Task brief ::
What follows is a listing to be transcribed exactly.

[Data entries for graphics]

____

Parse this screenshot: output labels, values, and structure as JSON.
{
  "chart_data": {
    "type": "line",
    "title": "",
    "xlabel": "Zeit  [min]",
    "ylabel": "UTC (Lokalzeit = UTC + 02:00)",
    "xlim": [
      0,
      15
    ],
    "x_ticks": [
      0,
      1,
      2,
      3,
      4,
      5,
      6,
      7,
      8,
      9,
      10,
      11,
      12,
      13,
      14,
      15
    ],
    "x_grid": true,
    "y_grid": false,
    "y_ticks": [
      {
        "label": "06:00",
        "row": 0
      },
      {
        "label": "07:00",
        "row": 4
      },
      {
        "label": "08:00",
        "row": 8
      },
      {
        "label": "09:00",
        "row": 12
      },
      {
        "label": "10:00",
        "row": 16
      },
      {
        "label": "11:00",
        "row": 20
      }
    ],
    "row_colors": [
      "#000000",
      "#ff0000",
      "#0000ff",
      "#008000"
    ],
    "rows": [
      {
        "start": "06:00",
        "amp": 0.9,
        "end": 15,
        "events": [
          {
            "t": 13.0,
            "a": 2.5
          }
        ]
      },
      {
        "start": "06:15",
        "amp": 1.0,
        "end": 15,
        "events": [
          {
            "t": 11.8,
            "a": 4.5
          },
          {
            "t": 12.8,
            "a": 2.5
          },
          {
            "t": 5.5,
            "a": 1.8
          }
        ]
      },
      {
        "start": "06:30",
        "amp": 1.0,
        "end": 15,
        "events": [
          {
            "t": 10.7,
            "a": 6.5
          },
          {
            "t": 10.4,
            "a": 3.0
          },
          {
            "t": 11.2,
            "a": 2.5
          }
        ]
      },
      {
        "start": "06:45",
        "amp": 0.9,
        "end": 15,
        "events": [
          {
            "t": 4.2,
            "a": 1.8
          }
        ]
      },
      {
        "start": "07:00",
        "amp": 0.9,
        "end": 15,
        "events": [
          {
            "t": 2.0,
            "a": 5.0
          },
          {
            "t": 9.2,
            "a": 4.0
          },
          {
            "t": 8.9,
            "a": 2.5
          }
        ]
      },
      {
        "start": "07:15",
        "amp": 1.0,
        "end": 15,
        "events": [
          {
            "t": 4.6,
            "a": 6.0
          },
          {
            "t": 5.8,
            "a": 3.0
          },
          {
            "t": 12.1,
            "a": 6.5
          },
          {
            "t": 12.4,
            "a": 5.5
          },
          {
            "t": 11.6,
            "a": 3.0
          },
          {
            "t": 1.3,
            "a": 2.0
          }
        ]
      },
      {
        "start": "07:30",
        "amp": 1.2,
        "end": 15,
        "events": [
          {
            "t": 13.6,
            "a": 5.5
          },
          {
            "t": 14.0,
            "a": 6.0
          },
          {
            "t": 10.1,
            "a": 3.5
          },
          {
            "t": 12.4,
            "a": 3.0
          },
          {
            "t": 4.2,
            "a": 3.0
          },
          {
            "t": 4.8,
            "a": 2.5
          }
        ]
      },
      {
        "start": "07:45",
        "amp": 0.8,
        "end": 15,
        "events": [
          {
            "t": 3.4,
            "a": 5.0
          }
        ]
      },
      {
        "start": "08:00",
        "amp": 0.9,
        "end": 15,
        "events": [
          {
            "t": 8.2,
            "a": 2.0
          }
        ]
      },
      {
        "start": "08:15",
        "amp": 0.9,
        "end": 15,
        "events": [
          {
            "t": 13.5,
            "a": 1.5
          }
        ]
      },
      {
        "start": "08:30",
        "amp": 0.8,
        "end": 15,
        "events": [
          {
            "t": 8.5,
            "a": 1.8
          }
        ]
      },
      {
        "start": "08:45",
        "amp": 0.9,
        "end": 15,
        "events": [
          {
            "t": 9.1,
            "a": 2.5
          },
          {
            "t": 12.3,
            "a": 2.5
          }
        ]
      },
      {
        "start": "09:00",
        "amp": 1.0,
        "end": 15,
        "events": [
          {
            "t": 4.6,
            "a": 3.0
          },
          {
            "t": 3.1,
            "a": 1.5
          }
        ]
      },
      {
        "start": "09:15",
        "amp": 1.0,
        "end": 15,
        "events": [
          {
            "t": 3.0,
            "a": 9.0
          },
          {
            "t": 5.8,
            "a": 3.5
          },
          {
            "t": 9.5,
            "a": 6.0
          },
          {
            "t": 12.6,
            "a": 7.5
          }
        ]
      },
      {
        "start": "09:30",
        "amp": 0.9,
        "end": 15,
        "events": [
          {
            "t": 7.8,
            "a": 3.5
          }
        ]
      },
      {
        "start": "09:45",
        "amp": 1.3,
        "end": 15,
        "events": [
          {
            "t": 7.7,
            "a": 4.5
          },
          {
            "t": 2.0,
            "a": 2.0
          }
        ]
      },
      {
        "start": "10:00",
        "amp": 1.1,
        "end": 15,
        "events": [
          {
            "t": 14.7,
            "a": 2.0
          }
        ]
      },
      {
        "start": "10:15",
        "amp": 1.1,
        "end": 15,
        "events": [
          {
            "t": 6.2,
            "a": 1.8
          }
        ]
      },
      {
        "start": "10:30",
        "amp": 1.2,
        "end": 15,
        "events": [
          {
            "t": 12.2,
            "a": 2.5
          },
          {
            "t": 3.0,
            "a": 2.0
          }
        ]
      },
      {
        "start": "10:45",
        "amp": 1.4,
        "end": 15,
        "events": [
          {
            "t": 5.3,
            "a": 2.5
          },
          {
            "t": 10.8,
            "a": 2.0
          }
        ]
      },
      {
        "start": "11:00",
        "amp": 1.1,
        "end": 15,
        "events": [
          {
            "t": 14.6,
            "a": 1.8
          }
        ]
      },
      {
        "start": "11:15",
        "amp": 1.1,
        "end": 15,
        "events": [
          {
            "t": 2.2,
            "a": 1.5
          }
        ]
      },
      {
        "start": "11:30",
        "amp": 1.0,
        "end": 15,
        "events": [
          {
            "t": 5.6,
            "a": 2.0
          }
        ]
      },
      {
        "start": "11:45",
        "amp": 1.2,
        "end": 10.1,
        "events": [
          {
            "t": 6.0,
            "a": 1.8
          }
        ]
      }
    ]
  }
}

____

Exercise output ::
Parse this screenshot: output labels, values, and structure as JSON.
{
  "chart_data": {
    "type": "line",
    "title": "",
    "xlabel": "Zeit  [min]",
    "ylabel": "UTC (Lokalzeit = UTC + 02:00)",
    "xlim": [
      0,
      15
    ],
    "x_ticks": [
      0,
      1,
      2,
      3,
      4,
      5,
      6,
      7,
      8,
      9,
      10,
      11,
      12,
      13,
      14,
      15
    ],
    "x_grid": true,
    "y_grid": false,
    "y_ticks": [
      {
        "label": "06:00",
        "row": 0
      },
      {
        "label": "07:00",
        "row": 4
      },
      {
        "label": "08:00",
        "row": 8
      },
      {
        "label": "09:00",
        "row": 12
      },
      {
        "label": "10:00",
        "row": 16
      },
      {
        "label": "11:00",
        "row": 20
      }
    ],
    "row_colors": [
      "#000000",
      "#ff0000",
      "#0000ff",
      "#008000"
    ],
    "rows": [
      {
        "start": "06:00",
        "amp": 0.9,
        "end": 15,
        "events": [
          {
            "t": 13.0,
            "a": 2.5
          }
        ]
      },
      {
        "start": "06:15",
        "amp": 1.0,
        "end": 15,
        "events": [
          {
            "t": 11.8,
            "a": 4.5
          },
          {
            "t": 12.8,
            "a": 2.5
          },
          {
            "t": 5.5,
            "a": 1.8
          }
        ]
      },
      {
        "start": "06:30",
        "amp": 1.0,
        "end": 15,
        "events": [
          {
            "t": 10.7,
            "a": 6.5
          },
          {
            "t": 10.4,
            "a": 3.0
          },
          {
            "t": 11.2,
            "a": 2.5
          }
        ]
      },
      {
        "start": "06:45",
        "amp": 0.9,
        "end": 15,
        "events": [
          {
            "t": 4.2,
            "a": 1.8
          }
        ]
      },
      {
        "start": "07:00",
        "amp": 0.9,
        "end": 15,
        "events": [
          {
            "t": 2.0,
            "a": 5.0
          },
          {
            "t": 9.2,
            "a": 4.0
          },
          {
            "t": 8.9,
            "a": 2.5
          }
        ]
      },
      {
        "start": "07:15",
        "amp": 1.0,
        "end": 15,
        "events": [
          {
            "t": 4.6,
            "a": 6.0
          },
          {
            "t": 5.8,
            "a": 3.0
          },
          {
            "t": 12.1,
            "a": 6.5
          },
          {
            "t": 12.4,
            "a": 5.5
          },
          {
            "t": 11.6,
            "a": 3.0
          },
          {
            "t": 1.3,
            "a": 2.0
          }
        ]
      },
      {
        "start": "07:30",
        "amp": 1.2,
        "end": 15,
        "events": [
          {
            "t": 13.6,
            "a": 5.5
          },
          {
            "t": 14.0,
            "a": 6.0
          },
          {
            "t": 10.1,
            "a": 3.5
          },
          {
            "t": 12.4,
            "a": 3.0
          },
          {
            "t": 4.2,
            "a": 3.0
          },
          {
            "t": 4.8,
            "a": 2.5
          }
        ]
      },
      {
        "start": "07:45",
        "amp": 0.8,
        "end": 15,
        "events": [
          {
            "t": 3.4,
            "a": 5.0
          }
        ]
      },
      {
        "start": "08:00",
        "amp": 0.9,
        "end": 15,
        "events": [
          {
            "t": 8.2,
            "a": 2.0
          }
        ]
      },
      {
        "start": "08:15",
        "amp": 0.9,
        "end": 15,
        "events": [
          {
            "t": 13.5,
            "a": 1.5
          }
        ]
      },
      {
        "start": "08:30",
        "amp": 0.8,
        "end": 15,
        "events": [
          {
            "t": 8.5,
            "a": 1.8
          }
        ]
      },
      {
        "start": "08:45",
        "amp": 0.9,
        "end": 15,
        "events": [
          {
            "t": 9.1,
            "a": 2.5
          },
          {
            "t": 12.3,
            "a": 2.5
          }
        ]
      },
      {
        "start": "09:00",
        "amp": 1.0,
        "end": 15,
        "events": [
          {
            "t": 4.6,
            "a": 3.0
          },
          {
            "t": 3.1,
            "a": 1.5
          }
        ]
      },
      {
        "start": "09:15",
        "amp": 1.0,
        "end": 15,
        "events": [
          {
            "t": 3.0,
            "a": 9.0
          },
          {
            "t": 5.8,
            "a": 3.5
          },
          {
            "t": 9.5,
            "a": 6.0
          },
          {
            "t": 12.6,
            "a": 7.5
          }
        ]
      },
      {
        "start": "09:30",
        "amp": 0.9,
        "end": 15,
        "events": [
          {
            "t": 7.8,
            "a": 3.5
          }
        ]
      },
      {
        "start": "09:45",
        "amp": 1.3,
        "end": 15,
        "events": [
          {
            "t": 7.7,
            "a": 4.5
          },
          {
            "t": 2.0,
            "a": 2.0
          }
        ]
      },
      {
        "start": "10:00",
        "amp": 1.1,
        "end": 15,
        "events": [
          {
            "t": 14.7,
            "a": 2.0
          }
        ]
      },
      {
        "start": "10:15",
        "amp": 1.1,
        "end": 15,
        "events": [
          {
            "t": 6.2,
            "a": 1.8
          }
        ]
      },
      {
        "start": "10:30",
        "amp": 1.2,
        "end": 15,
        "events": [
          {
            "t": 12.2,
            "a": 2.5
          },
          {
            "t": 3.0,
            "a": 2.0
          }
        ]
      },
      {
        "start": "10:45",
        "amp": 1.4,
        "end": 15,
        "events": [
          {
            "t": 5.3,
            "a": 2.5
          },
          {
            "t": 10.8,
            "a": 2.0
          }
        ]
      },
      {
        "start": "11:00",
        "amp": 1.1,
        "end": 15,
        "events": [
          {
            "t": 14.6,
            "a": 1.8
          }
        ]
      },
      {
        "start": "11:15",
        "amp": 1.1,
        "end": 15,
        "events": [
          {
            "t": 2.2,
            "a": 1.5
          }
        ]
      },
      {
        "start": "11:30",
        "amp": 1.0,
        "end": 15,
        "events": [
          {
            "t": 5.6,
            "a": 2.0
          }
        ]
      },
      {
        "start": "11:45",
        "amp": 1.2,
        "end": 10.1,
        "events": [
          {
            "t": 6.0,
            "a": 1.8
          }
        ]
      }
    ]
  }
}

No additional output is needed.